» INFORMATION GIVEN:
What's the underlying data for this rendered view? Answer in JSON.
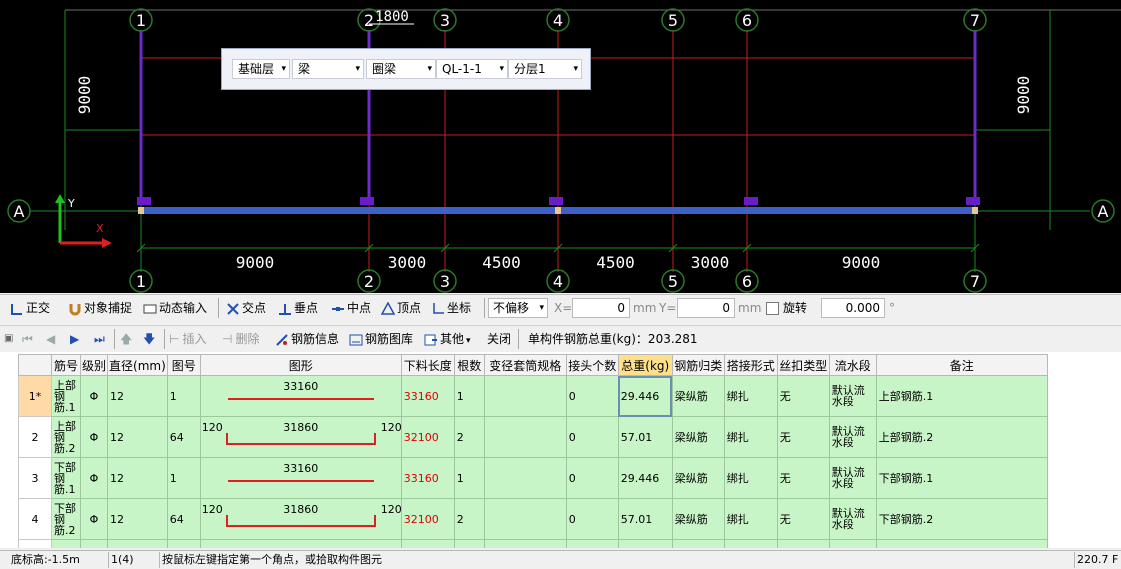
{
  "drawing": {
    "axes_top": [
      "1",
      "2",
      "3",
      "4",
      "5",
      "6",
      "7"
    ],
    "axes_bottom": [
      "1",
      "2",
      "3",
      "4",
      "5",
      "6",
      "7"
    ],
    "axis_row": "A",
    "dims_bottom": [
      "9000",
      "3000",
      "4500",
      "4500",
      "3000",
      "9000"
    ],
    "dim_left": "9000",
    "dim_right": "9000",
    "dim_top_partial": "1800",
    "ucs_y": "Y",
    "ucs_x": "X",
    "colors": {
      "beam": "#3a62c8",
      "grid_red": "#c81e1e",
      "grid_green": "#1e8a1e",
      "axis_text": "#ffffff",
      "bubble": "#2a7a2a",
      "support": "#6b2cc8"
    }
  },
  "layer_bar": {
    "floor": "基础层",
    "category": "梁",
    "type": "圈梁",
    "component": "QL-1-1",
    "sublayer": "分层1"
  },
  "snap_toolbar": {
    "ortho": "正交",
    "object_snap": "对象捕捉",
    "dynamic_input": "动态输入",
    "intersection": "交点",
    "perpendicular": "垂点",
    "midpoint": "中点",
    "vertex": "顶点",
    "coordinate": "坐标",
    "offset_mode": "不偏移",
    "x_label": "X=",
    "x_value": "0",
    "y_label": "Y=",
    "y_value": "0",
    "unit_mm": "mm",
    "rotate_label": "旋转",
    "rotate_value": "0.000",
    "degree": "°"
  },
  "grid_toolbar": {
    "insert": "插入",
    "delete": "删除",
    "rebar_info": "钢筋信息",
    "rebar_library": "钢筋图库",
    "other": "其他",
    "close": "关闭",
    "total_weight": "单构件钢筋总重(kg)：203.281"
  },
  "table": {
    "headers": [
      "筋号",
      "级别",
      "直径(mm)",
      "图号",
      "图形",
      "下料长度",
      "根数",
      "变径套筒规格",
      "接头个数",
      "总重(kg)",
      "钢筋归类",
      "搭接形式",
      "丝扣类型",
      "流水段",
      "备注"
    ],
    "rows": [
      {
        "num": "1*",
        "name": "上部钢筋.1",
        "grade": "Φ",
        "diameter": "12",
        "fig": "1",
        "shape_mid": "33160",
        "shape_left": "",
        "shape_right": "",
        "length": "33160",
        "count": "1",
        "sleeve": "",
        "joints": "0",
        "weight": "29.446",
        "category": "梁纵筋",
        "lap": "绑扎",
        "thread": "无",
        "stage": "默认流水段",
        "note": "上部钢筋.1"
      },
      {
        "num": "2",
        "name": "上部钢筋.2",
        "grade": "Φ",
        "diameter": "12",
        "fig": "64",
        "shape_mid": "31860",
        "shape_left": "120",
        "shape_right": "120",
        "length": "32100",
        "count": "2",
        "sleeve": "",
        "joints": "0",
        "weight": "57.01",
        "category": "梁纵筋",
        "lap": "绑扎",
        "thread": "无",
        "stage": "默认流水段",
        "note": "上部钢筋.2"
      },
      {
        "num": "3",
        "name": "下部钢筋.1",
        "grade": "Φ",
        "diameter": "12",
        "fig": "1",
        "shape_mid": "33160",
        "shape_left": "",
        "shape_right": "",
        "length": "33160",
        "count": "1",
        "sleeve": "",
        "joints": "0",
        "weight": "29.446",
        "category": "梁纵筋",
        "lap": "绑扎",
        "thread": "无",
        "stage": "默认流水段",
        "note": "下部钢筋.1"
      },
      {
        "num": "4",
        "name": "下部钢筋.2",
        "grade": "Φ",
        "diameter": "12",
        "fig": "64",
        "shape_mid": "31860",
        "shape_left": "120",
        "shape_right": "120",
        "length": "32100",
        "count": "2",
        "sleeve": "",
        "joints": "0",
        "weight": "57.01",
        "category": "梁纵筋",
        "lap": "绑扎",
        "thread": "无",
        "stage": "默认流水段",
        "note": "下部钢筋.2"
      }
    ]
  },
  "status_bar": {
    "elevation": "底标高:-1.5m",
    "count": "1(4)",
    "hint": "按鼠标左键指定第一个角点，或拾取构件图元",
    "coord": "220.7 F"
  }
}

» SET TASK:
Using the material above, return every line exactly as it appears, minus the pictures.

» EXPECTED OUTPUT:
What's the underlying data for this rendered view? Answer in JSON.
{
  "drawing": {
    "axes_top": [
      "1",
      "2",
      "3",
      "4",
      "5",
      "6",
      "7"
    ],
    "axes_bottom": [
      "1",
      "2",
      "3",
      "4",
      "5",
      "6",
      "7"
    ],
    "axis_row": "A",
    "dims_bottom": [
      "9000",
      "3000",
      "4500",
      "4500",
      "3000",
      "9000"
    ],
    "dim_left": "9000",
    "dim_right": "9000",
    "dim_top_partial": "1800",
    "ucs_y": "Y",
    "ucs_x": "X",
    "colors": {
      "beam": "#3a62c8",
      "grid_red": "#c81e1e",
      "grid_green": "#1e8a1e",
      "axis_text": "#ffffff",
      "bubble": "#2a7a2a",
      "support": "#6b2cc8"
    }
  },
  "layer_bar": {
    "floor": "基础层",
    "category": "梁",
    "type": "圈梁",
    "component": "QL-1-1",
    "sublayer": "分层1"
  },
  "snap_toolbar": {
    "ortho": "正交",
    "object_snap": "对象捕捉",
    "dynamic_input": "动态输入",
    "intersection": "交点",
    "perpendicular": "垂点",
    "midpoint": "中点",
    "vertex": "顶点",
    "coordinate": "坐标",
    "offset_mode": "不偏移",
    "x_label": "X=",
    "x_value": "0",
    "y_label": "Y=",
    "y_value": "0",
    "unit_mm": "mm",
    "rotate_label": "旋转",
    "rotate_value": "0.000",
    "degree": "°"
  },
  "grid_toolbar": {
    "insert": "插入",
    "delete": "删除",
    "rebar_info": "钢筋信息",
    "rebar_library": "钢筋图库",
    "other": "其他",
    "close": "关闭",
    "total_weight": "单构件钢筋总重(kg)：203.281"
  },
  "table": {
    "headers": [
      "筋号",
      "级别",
      "直径(mm)",
      "图号",
      "图形",
      "下料长度",
      "根数",
      "变径套筒规格",
      "接头个数",
      "总重(kg)",
      "钢筋归类",
      "搭接形式",
      "丝扣类型",
      "流水段",
      "备注"
    ],
    "rows": [
      {
        "num": "1*",
        "name": "上部钢筋.1",
        "grade": "Φ",
        "diameter": "12",
        "fig": "1",
        "shape_mid": "33160",
        "shape_left": "",
        "shape_right": "",
        "length": "33160",
        "count": "1",
        "sleeve": "",
        "joints": "0",
        "weight": "29.446",
        "category": "梁纵筋",
        "lap": "绑扎",
        "thread": "无",
        "stage": "默认流水段",
        "note": "上部钢筋.1"
      },
      {
        "num": "2",
        "name": "上部钢筋.2",
        "grade": "Φ",
        "diameter": "12",
        "fig": "64",
        "shape_mid": "31860",
        "shape_left": "120",
        "shape_right": "120",
        "length": "32100",
        "count": "2",
        "sleeve": "",
        "joints": "0",
        "weight": "57.01",
        "category": "梁纵筋",
        "lap": "绑扎",
        "thread": "无",
        "stage": "默认流水段",
        "note": "上部钢筋.2"
      },
      {
        "num": "3",
        "name": "下部钢筋.1",
        "grade": "Φ",
        "diameter": "12",
        "fig": "1",
        "shape_mid": "33160",
        "shape_left": "",
        "shape_right": "",
        "length": "33160",
        "count": "1",
        "sleeve": "",
        "joints": "0",
        "weight": "29.446",
        "category": "梁纵筋",
        "lap": "绑扎",
        "thread": "无",
        "stage": "默认流水段",
        "note": "下部钢筋.1"
      },
      {
        "num": "4",
        "name": "下部钢筋.2",
        "grade": "Φ",
        "diameter": "12",
        "fig": "64",
        "shape_mid": "31860",
        "shape_left": "120",
        "shape_right": "120",
        "length": "32100",
        "count": "2",
        "sleeve": "",
        "joints": "0",
        "weight": "57.01",
        "category": "梁纵筋",
        "lap": "绑扎",
        "thread": "无",
        "stage": "默认流水段",
        "note": "下部钢筋.2"
      }
    ]
  },
  "status_bar": {
    "elevation": "底标高:-1.5m",
    "count": "1(4)",
    "hint": "按鼠标左键指定第一个角点，或拾取构件图元",
    "coord": "220.7 F"
  }
}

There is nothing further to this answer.